═════ DATA TO USE ═════

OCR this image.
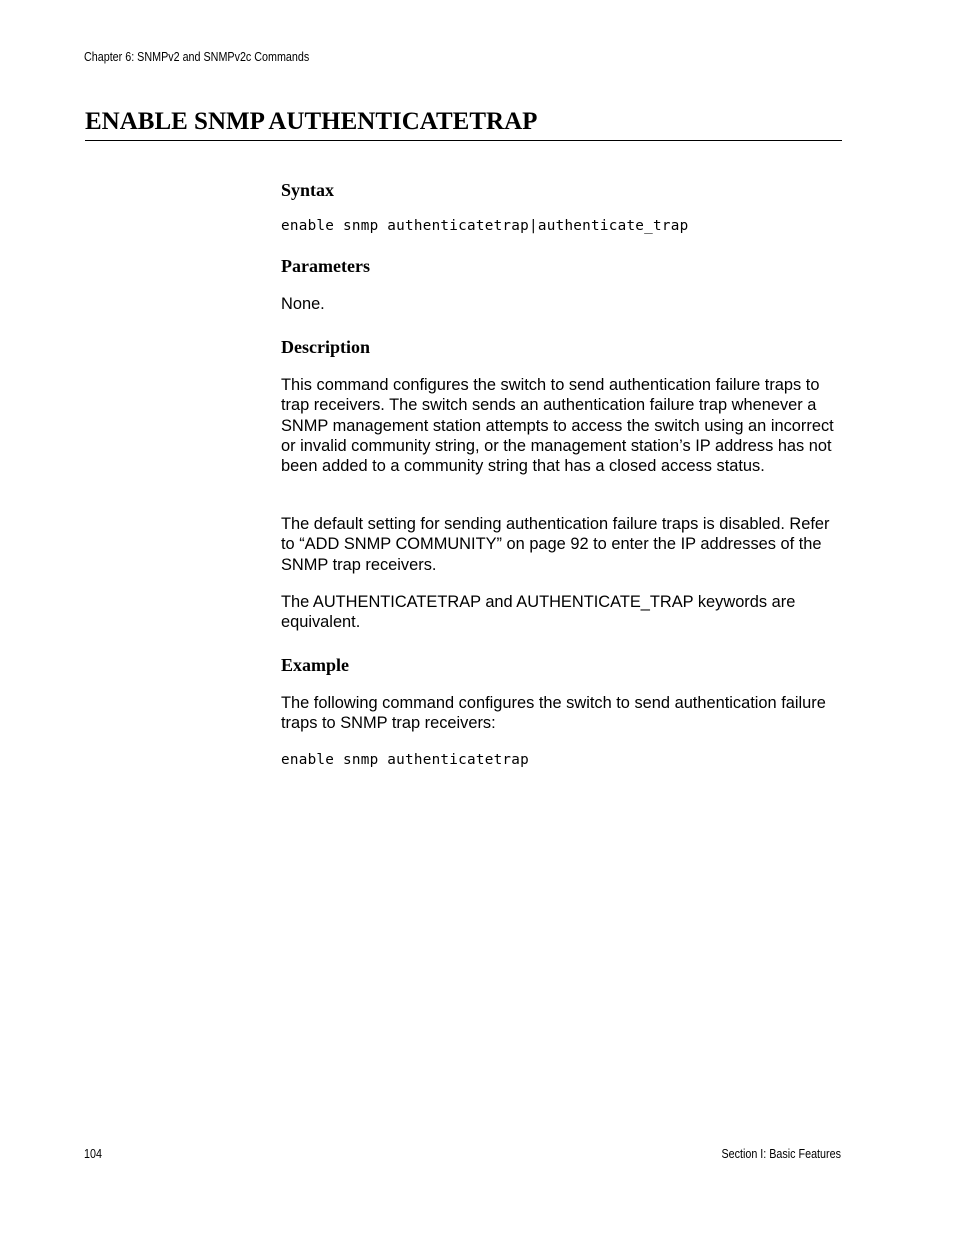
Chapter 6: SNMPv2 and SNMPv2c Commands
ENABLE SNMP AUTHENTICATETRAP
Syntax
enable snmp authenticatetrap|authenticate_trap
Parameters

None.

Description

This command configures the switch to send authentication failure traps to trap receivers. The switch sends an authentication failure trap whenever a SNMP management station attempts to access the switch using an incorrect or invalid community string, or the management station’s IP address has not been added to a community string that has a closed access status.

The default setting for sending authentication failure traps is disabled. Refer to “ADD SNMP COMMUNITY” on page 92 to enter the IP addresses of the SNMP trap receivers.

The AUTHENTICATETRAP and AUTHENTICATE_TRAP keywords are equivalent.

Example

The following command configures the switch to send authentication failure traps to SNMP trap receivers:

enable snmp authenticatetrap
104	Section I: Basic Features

═════

BRIEF
Locate each line containing the string "failure" and show it.

WRITTEN SOLUTION
This command configures the switch to send authentication failure traps to trap receivers. The switch sends an authentication failure trap whenever a SNMP management station attempts to access the switch using an incorrect or invalid community string, or the management station’s IP address has not been added to a community string that has a closed access status.
The default setting for sending authentication failure traps is disabled. Refer to “ADD SNMP COMMUNITY” on page 92 to enter the IP addresses of the SNMP trap receivers.
The following command configures the switch to send authentication failure traps to SNMP trap receivers:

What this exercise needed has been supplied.